* Start Records for the exercise *

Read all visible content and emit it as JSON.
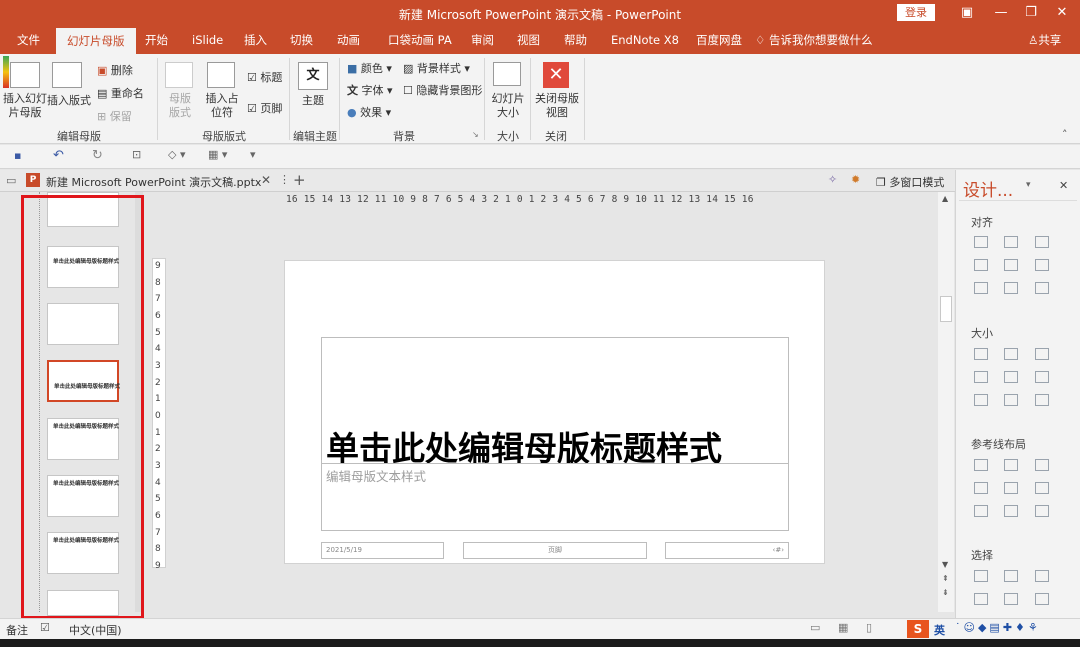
{
  "window": {
    "title": "新建 Microsoft PowerPoint 演示文稿 - PowerPoint",
    "login_label": "登录",
    "share_label": "共享"
  },
  "menu_tabs": [
    "文件",
    "幻灯片母版",
    "开始",
    "iSlide",
    "插入",
    "切换",
    "动画",
    "口袋动画 PA",
    "审阅",
    "视图",
    "帮助",
    "EndNote X8",
    "百度网盘"
  ],
  "tell_me": "告诉我你想要做什么",
  "ribbon": {
    "insert_slide_master": "插入幻灯片母版",
    "insert_layout": "插入版式",
    "delete": "删除",
    "rename": "重命名",
    "preserve": "保留",
    "group_edit_master": "编辑母版",
    "master_layout": "母版版式",
    "insert_placeholder": "插入占位符",
    "title_check": "标题",
    "footer_check": "页脚",
    "group_master_layout": "母版版式",
    "themes": "主题",
    "group_edit_theme": "编辑主题",
    "colors": "颜色",
    "fonts": "字体",
    "effects": "效果",
    "background_styles": "背景样式",
    "hide_background": "隐藏背景图形",
    "group_background": "背景",
    "slide_size": "幻灯片大小",
    "group_size": "大小",
    "close_master": "关闭母版视图",
    "group_close": "关闭"
  },
  "doc_tab": {
    "filename": "新建 Microsoft  PowerPoint 演示文稿.pptx",
    "multi_window": "多窗口模式"
  },
  "thumbnails": [
    {
      "label": ""
    },
    {
      "label": "单击此处编辑母版标题样式"
    },
    {
      "label": ""
    },
    {
      "label": "单击此处编辑母版标题样式"
    },
    {
      "label": "单击此处编辑母版标题样式"
    },
    {
      "label": "单击此处编辑母版标题样式"
    },
    {
      "label": "单击此处编辑母版标题样式"
    },
    {
      "label": ""
    }
  ],
  "ruler": {
    "horizontal": "16 15 14 13 12 11 10  9  8  7  6  5  4  3  2  1  0  1  2  3  4  5  6  7  8  9 10 11 12 13 14 15 16",
    "vertical": [
      "9",
      "8",
      "7",
      "6",
      "5",
      "4",
      "3",
      "2",
      "1",
      "0",
      "1",
      "2",
      "3",
      "4",
      "5",
      "6",
      "7",
      "8",
      "9"
    ]
  },
  "slide": {
    "title": "单击此处编辑母版标题样式",
    "subtitle": "编辑母版文本样式",
    "date": "2021/5/19",
    "footer": "页脚",
    "page_number": "‹#›"
  },
  "design_pane": {
    "title": "设计...",
    "align": "对齐",
    "size": "大小",
    "guides": "参考线布局",
    "select": "选择"
  },
  "status": {
    "notes": "备注",
    "language": "中文(中国)",
    "ime": "英"
  },
  "colors": {
    "accent": "#c84b2a",
    "selection": "#e0161b"
  }
}
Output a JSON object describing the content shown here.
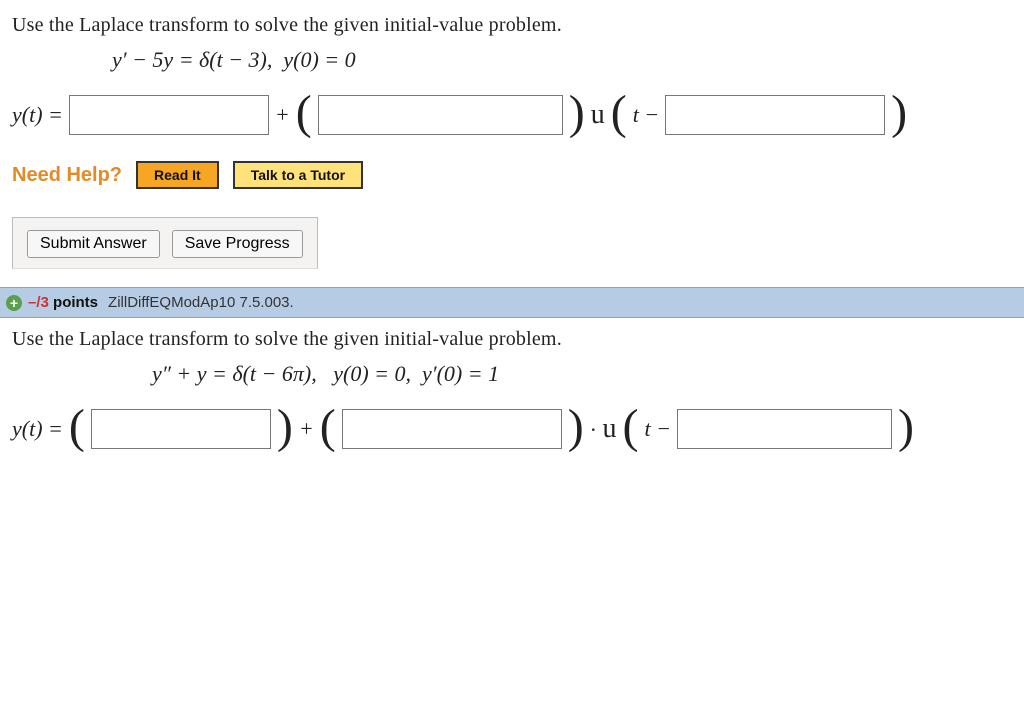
{
  "q1": {
    "prompt": "Use the Laplace transform to solve the given initial-value problem.",
    "equation_html": "y′ − 5y = δ(t − 3),  y(0) = 0",
    "answer_prefix": "y(t) =",
    "plus": "+",
    "lparen": "(",
    "rparen_u": ")",
    "u_label": "u",
    "t_minus": "t −",
    "help_label": "Need Help?",
    "read_it": "Read It",
    "talk_tutor": "Talk to a Tutor",
    "submit": "Submit Answer",
    "save": "Save Progress"
  },
  "bar": {
    "plus": "+",
    "neg": "–/3",
    "points": " points",
    "qid": "ZillDiffEQModAp10 7.5.003."
  },
  "q2": {
    "prompt": "Use the Laplace transform to solve the given initial-value problem.",
    "equation_html": "y″ + y = δ(t − 6π),   y(0) = 0,  y′(0) = 1",
    "answer_prefix": "y(t) =",
    "lparen": "(",
    "rparen": ")",
    "plus": "+",
    "dot_u": "· u",
    "t_minus": "t −"
  }
}
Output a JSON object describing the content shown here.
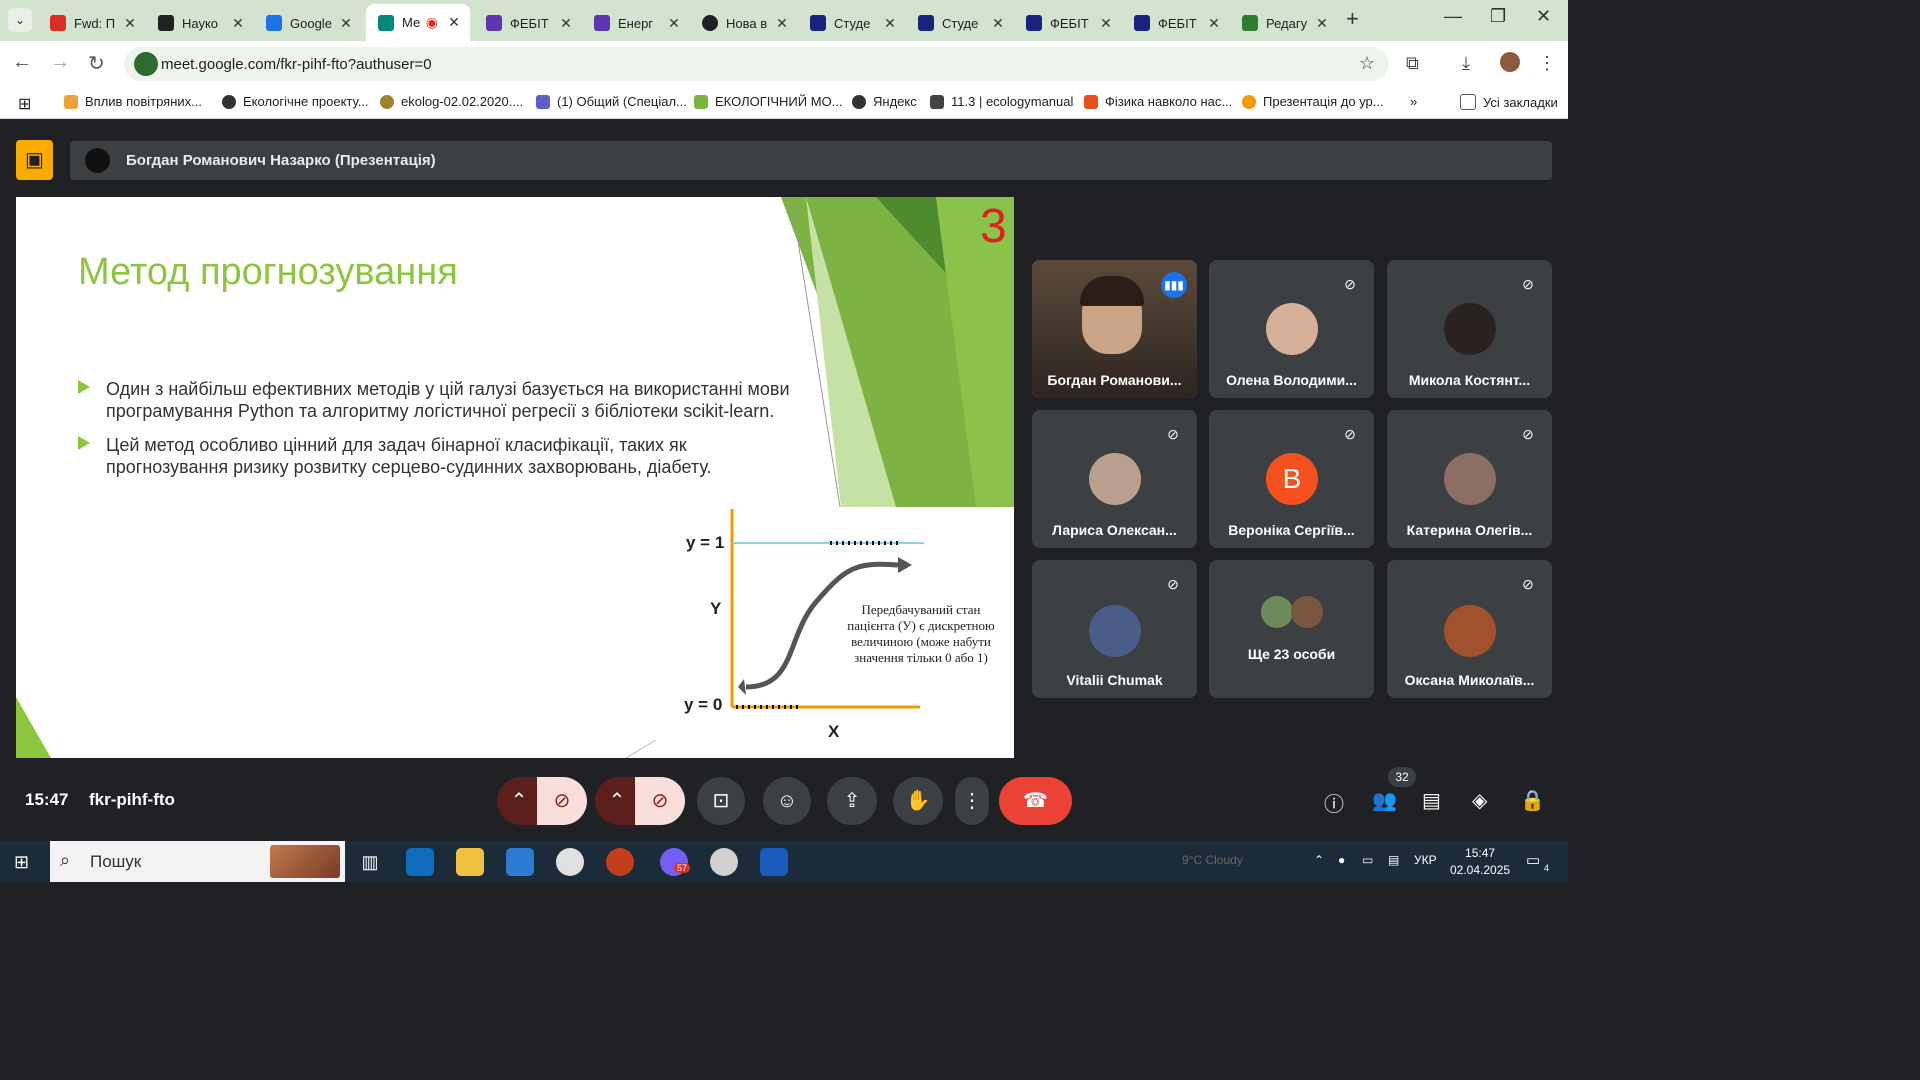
{
  "browser": {
    "tabs": [
      {
        "label": "Fwd: П",
        "color": "#d93025"
      },
      {
        "label": "Науко",
        "color": "#202124"
      },
      {
        "label": "Google",
        "color": "#1a73e8"
      },
      {
        "label": "Ме",
        "color": "#00897b",
        "active": true
      },
      {
        "label": "ФЕБІТ",
        "color": "#5e35b1"
      },
      {
        "label": "Енерг",
        "color": "#5e35b1"
      },
      {
        "label": "Нова в",
        "color": "#202124"
      },
      {
        "label": "Студе",
        "color": "#1a237e"
      },
      {
        "label": "Студе",
        "color": "#1a237e"
      },
      {
        "label": "ФЕБІТ",
        "color": "#1a237e"
      },
      {
        "label": "ФЕБІТ",
        "color": "#1a237e"
      },
      {
        "label": "Редагу",
        "color": "#2e7d32"
      }
    ],
    "url": "meet.google.com/fkr-pihf-fto?authuser=0",
    "bookmarks": [
      "Вплив повітряних...",
      "Екологічне проекту...",
      "ekolog-02.02.2020....",
      "(1) Общий (Спеціал...",
      "ЕКОЛОГІЧНИЙ МО...",
      "Яндекс",
      "11.3 | ecologymanual",
      "Фізика навколо нас...",
      "Презентація до ур..."
    ],
    "all_bookmarks": "Усі закладки"
  },
  "meet": {
    "presenter_title": "Богдан Романович Назарко (Презентація)",
    "slide": {
      "title": "Метод прогнозування",
      "number": "3",
      "bullets": [
        "Один з найбільш ефективних методів у цій галузі базується на використанні мови програмування Python та алгоритму логістичної регресії з бібліотеки scikit-learn.",
        "Цей метод особливо цінний для задач бінарної класифікації, таких як прогнозування ризику розвитку серцево-судинних захворювань, діабету."
      ],
      "graph": {
        "y1": "y = 1",
        "y0": "y = 0",
        "ylabel": "Y",
        "xlabel": "X",
        "note": "Передбачуваний стан пацієнта (У) є дискретною величиною (може набути значення тільки 0 або 1)"
      }
    },
    "participants": [
      {
        "name": "Богдан Романови...",
        "speaking": true
      },
      {
        "name": "Олена Володими...",
        "muted": true
      },
      {
        "name": "Микола Костянт...",
        "muted": true
      },
      {
        "name": "Лариса Олексан...",
        "muted": true
      },
      {
        "name": "Вероніка Сергіїв...",
        "muted": true,
        "initial": "В"
      },
      {
        "name": "Катерина Олегів...",
        "muted": true
      },
      {
        "name": "Vitalii Chumak",
        "muted": true
      },
      {
        "name": "Ще 23 особи"
      },
      {
        "name": "Оксана Миколаїв...",
        "muted": true
      }
    ],
    "time": "15:47",
    "meeting_code": "fkr-pihf-fto",
    "people_count": "32"
  },
  "taskbar": {
    "search": "Пошук",
    "weather": "9°C Cloudy",
    "lang": "УКР",
    "time": "15:47",
    "date": "02.04.2025",
    "notif": "4",
    "viber_badge": "57"
  }
}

* End Records for the exercise *

Every record gets retyped exactly; no picture goes into the copy.

Read all visible content and emit it as JSON.
{
  "window": {
    "title": "新建 Microsoft PowerPoint 演示文稿 - PowerPoint",
    "login_label": "登录",
    "share_label": "共享"
  },
  "menu_tabs": [
    "文件",
    "幻灯片母版",
    "开始",
    "iSlide",
    "插入",
    "切换",
    "动画",
    "口袋动画 PA",
    "审阅",
    "视图",
    "帮助",
    "EndNote X8",
    "百度网盘"
  ],
  "tell_me": "告诉我你想要做什么",
  "ribbon": {
    "insert_slide_master": "插入幻灯片母版",
    "insert_layout": "插入版式",
    "delete": "删除",
    "rename": "重命名",
    "preserve": "保留",
    "group_edit_master": "编辑母版",
    "master_layout": "母版版式",
    "insert_placeholder": "插入占位符",
    "title_check": "标题",
    "footer_check": "页脚",
    "group_master_layout": "母版版式",
    "themes": "主题",
    "group_edit_theme": "编辑主题",
    "colors": "颜色",
    "fonts": "字体",
    "effects": "效果",
    "background_styles": "背景样式",
    "hide_background": "隐藏背景图形",
    "group_background": "背景",
    "slide_size": "幻灯片大小",
    "group_size": "大小",
    "close_master": "关闭母版视图",
    "group_close": "关闭"
  },
  "doc_tab": {
    "filename": "新建 Microsoft  PowerPoint 演示文稿.pptx",
    "multi_window": "多窗口模式"
  },
  "thumbnails": [
    {
      "label": ""
    },
    {
      "label": "单击此处编辑母版标题样式"
    },
    {
      "label": ""
    },
    {
      "label": "单击此处编辑母版标题样式"
    },
    {
      "label": "单击此处编辑母版标题样式"
    },
    {
      "label": "单击此处编辑母版标题样式"
    },
    {
      "label": "单击此处编辑母版标题样式"
    },
    {
      "label": ""
    }
  ],
  "ruler": {
    "horizontal": "16 15 14 13 12 11 10  9  8  7  6  5  4  3  2  1  0  1  2  3  4  5  6  7  8  9 10 11 12 13 14 15 16",
    "vertical": [
      "9",
      "8",
      "7",
      "6",
      "5",
      "4",
      "3",
      "2",
      "1",
      "0",
      "1",
      "2",
      "3",
      "4",
      "5",
      "6",
      "7",
      "8",
      "9"
    ]
  },
  "slide": {
    "title": "单击此处编辑母版标题样式",
    "subtitle": "编辑母版文本样式",
    "date": "2021/5/19",
    "footer": "页脚",
    "page_number": "‹#›"
  },
  "design_pane": {
    "title": "设计...",
    "align": "对齐",
    "size": "大小",
    "guides": "参考线布局",
    "select": "选择"
  },
  "status": {
    "notes": "备注",
    "language": "中文(中国)",
    "ime": "英"
  },
  "colors": {
    "accent": "#c84b2a",
    "selection": "#e0161b"
  }
}
Output a JSON object describing the content shown here.
{
  "q1": {
    "prompt": "Use the Laplace transform to solve the given initial-value problem.",
    "equation_html": "y′ − 5y = δ(t − 3),  y(0) = 0",
    "answer_prefix": "y(t) =",
    "plus": "+",
    "lparen": "(",
    "rparen_u": ")",
    "u_label": "u",
    "t_minus": "t −",
    "help_label": "Need Help?",
    "read_it": "Read It",
    "talk_tutor": "Talk to a Tutor",
    "submit": "Submit Answer",
    "save": "Save Progress"
  },
  "bar": {
    "plus": "+",
    "neg": "–/3",
    "points": " points",
    "qid": "ZillDiffEQModAp10 7.5.003."
  },
  "q2": {
    "prompt": "Use the Laplace transform to solve the given initial-value problem.",
    "equation_html": "y″ + y = δ(t − 6π),   y(0) = 0,  y′(0) = 1",
    "answer_prefix": "y(t) =",
    "lparen": "(",
    "rparen": ")",
    "plus": "+",
    "dot_u": "· u",
    "t_minus": "t −"
  }
}
Output a JSON object describing the content shown here.
{
  "browser": {
    "tabs": [
      {
        "label": "Fwd: П",
        "color": "#d93025"
      },
      {
        "label": "Науко",
        "color": "#202124"
      },
      {
        "label": "Google",
        "color": "#1a73e8"
      },
      {
        "label": "Ме",
        "color": "#00897b",
        "active": true
      },
      {
        "label": "ФЕБІТ",
        "color": "#5e35b1"
      },
      {
        "label": "Енерг",
        "color": "#5e35b1"
      },
      {
        "label": "Нова в",
        "color": "#202124"
      },
      {
        "label": "Студе",
        "color": "#1a237e"
      },
      {
        "label": "Студе",
        "color": "#1a237e"
      },
      {
        "label": "ФЕБІТ",
        "color": "#1a237e"
      },
      {
        "label": "ФЕБІТ",
        "color": "#1a237e"
      },
      {
        "label": "Редагу",
        "color": "#2e7d32"
      }
    ],
    "url": "meet.google.com/fkr-pihf-fto?authuser=0",
    "bookmarks": [
      "Вплив повітряних...",
      "Екологічне проекту...",
      "ekolog-02.02.2020....",
      "(1) Общий (Спеціал...",
      "ЕКОЛОГІЧНИЙ МО...",
      "Яндекс",
      "11.3 | ecologymanual",
      "Фізика навколо нас...",
      "Презентація до ур..."
    ],
    "all_bookmarks": "Усі закладки"
  },
  "meet": {
    "presenter_title": "Богдан Романович Назарко (Презентація)",
    "slide": {
      "title": "Метод прогнозування",
      "number": "3",
      "bullets": [
        "Один з найбільш ефективних методів у цій галузі базується на використанні мови програмування Python та алгоритму логістичної регресії з бібліотеки scikit-learn.",
        "Цей метод особливо цінний для задач бінарної класифікації, таких як прогнозування ризику розвитку серцево-судинних захворювань, діабету."
      ],
      "graph": {
        "y1": "y = 1",
        "y0": "y = 0",
        "ylabel": "Y",
        "xlabel": "X",
        "note": "Передбачуваний стан пацієнта (У) є дискретною величиною (може набути значення тільки 0 або 1)"
      }
    },
    "participants": [
      {
        "name": "Богдан Романови...",
        "speaking": true
      },
      {
        "name": "Олена Володими...",
        "muted": true
      },
      {
        "name": "Микола Костянт...",
        "muted": true
      },
      {
        "name": "Лариса Олексан...",
        "muted": true
      },
      {
        "name": "Вероніка Сергіїв...",
        "muted": true,
        "initial": "В"
      },
      {
        "name": "Катерина Олегів...",
        "muted": true
      },
      {
        "name": "Vitalii Chumak",
        "muted": true
      },
      {
        "name": "Ще 23 особи"
      },
      {
        "name": "Оксана Миколаїв...",
        "muted": true
      }
    ],
    "time": "15:47",
    "meeting_code": "fkr-pihf-fto",
    "people_count": "32"
  },
  "taskbar": {
    "search": "Пошук",
    "weather": "9°C Cloudy",
    "lang": "УКР",
    "time": "15:47",
    "date": "02.04.2025",
    "notif": "4",
    "viber_badge": "57"
  }
}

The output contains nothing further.